Out of the lines in this data, how many include "委托管理或被依法冻结等"? Give the number and nothing else.

**MATERIAL FOR THIS EXERCISE**
==*==

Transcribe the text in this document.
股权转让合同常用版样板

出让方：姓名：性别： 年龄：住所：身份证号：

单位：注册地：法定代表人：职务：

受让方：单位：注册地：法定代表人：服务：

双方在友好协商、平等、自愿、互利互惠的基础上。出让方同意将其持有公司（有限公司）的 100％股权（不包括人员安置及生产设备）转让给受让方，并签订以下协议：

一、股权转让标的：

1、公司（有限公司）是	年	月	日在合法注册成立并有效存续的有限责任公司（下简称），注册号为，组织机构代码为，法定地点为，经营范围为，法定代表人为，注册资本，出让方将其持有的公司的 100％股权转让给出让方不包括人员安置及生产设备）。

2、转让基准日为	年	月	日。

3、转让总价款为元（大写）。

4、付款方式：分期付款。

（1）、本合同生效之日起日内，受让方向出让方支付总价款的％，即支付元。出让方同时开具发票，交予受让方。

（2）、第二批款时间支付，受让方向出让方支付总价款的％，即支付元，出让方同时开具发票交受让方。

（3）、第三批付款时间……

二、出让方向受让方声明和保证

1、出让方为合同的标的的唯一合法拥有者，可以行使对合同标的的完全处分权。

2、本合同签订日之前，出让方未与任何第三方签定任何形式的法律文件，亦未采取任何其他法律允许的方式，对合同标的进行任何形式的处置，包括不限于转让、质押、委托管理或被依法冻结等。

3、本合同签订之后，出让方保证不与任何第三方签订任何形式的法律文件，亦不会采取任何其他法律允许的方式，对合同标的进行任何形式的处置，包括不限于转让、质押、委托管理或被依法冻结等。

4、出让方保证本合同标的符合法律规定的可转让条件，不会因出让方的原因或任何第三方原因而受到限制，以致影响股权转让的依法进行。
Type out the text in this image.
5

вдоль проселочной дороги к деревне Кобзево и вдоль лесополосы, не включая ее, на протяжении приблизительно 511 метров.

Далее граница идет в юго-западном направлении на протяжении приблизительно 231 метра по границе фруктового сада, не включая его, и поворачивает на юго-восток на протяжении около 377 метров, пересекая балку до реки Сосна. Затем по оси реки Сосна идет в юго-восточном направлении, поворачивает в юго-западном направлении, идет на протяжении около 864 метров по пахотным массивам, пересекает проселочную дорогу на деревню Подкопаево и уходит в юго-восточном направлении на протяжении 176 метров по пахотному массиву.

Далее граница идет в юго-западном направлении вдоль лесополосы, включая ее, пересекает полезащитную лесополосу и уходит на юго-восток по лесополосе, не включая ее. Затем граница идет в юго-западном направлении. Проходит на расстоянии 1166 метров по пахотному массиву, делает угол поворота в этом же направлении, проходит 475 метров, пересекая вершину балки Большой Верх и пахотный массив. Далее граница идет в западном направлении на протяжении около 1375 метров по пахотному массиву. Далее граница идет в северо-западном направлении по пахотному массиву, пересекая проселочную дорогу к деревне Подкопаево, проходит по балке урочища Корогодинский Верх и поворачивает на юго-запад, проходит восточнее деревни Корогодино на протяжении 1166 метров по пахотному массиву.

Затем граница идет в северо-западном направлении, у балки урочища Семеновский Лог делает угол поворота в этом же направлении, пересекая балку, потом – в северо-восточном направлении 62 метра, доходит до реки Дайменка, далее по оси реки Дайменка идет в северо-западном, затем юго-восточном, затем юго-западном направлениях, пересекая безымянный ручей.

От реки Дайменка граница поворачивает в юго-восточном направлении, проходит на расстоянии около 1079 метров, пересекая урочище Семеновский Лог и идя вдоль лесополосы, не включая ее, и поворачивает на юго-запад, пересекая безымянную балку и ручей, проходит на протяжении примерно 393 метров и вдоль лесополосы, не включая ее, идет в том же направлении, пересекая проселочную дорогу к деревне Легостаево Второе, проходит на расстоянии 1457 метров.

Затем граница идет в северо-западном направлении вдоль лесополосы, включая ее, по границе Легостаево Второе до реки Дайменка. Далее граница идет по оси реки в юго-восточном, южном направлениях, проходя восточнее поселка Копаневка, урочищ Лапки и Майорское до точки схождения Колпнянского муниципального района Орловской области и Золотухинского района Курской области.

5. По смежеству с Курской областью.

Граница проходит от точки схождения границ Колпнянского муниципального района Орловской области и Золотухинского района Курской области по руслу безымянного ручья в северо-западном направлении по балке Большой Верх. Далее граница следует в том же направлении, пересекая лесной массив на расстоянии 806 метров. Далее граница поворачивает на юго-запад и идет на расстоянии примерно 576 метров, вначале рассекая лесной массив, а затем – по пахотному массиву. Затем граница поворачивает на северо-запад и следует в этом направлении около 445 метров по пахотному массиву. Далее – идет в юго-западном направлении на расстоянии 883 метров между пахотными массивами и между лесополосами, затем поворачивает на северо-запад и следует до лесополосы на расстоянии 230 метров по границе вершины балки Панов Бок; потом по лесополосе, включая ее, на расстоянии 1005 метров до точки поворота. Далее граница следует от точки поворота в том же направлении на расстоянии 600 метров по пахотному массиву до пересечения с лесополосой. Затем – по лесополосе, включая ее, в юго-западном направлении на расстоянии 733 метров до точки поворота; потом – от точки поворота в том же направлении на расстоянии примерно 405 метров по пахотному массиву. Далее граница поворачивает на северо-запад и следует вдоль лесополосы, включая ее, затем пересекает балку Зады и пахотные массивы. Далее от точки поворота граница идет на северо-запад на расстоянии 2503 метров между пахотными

==*==

**SOLUTION**
2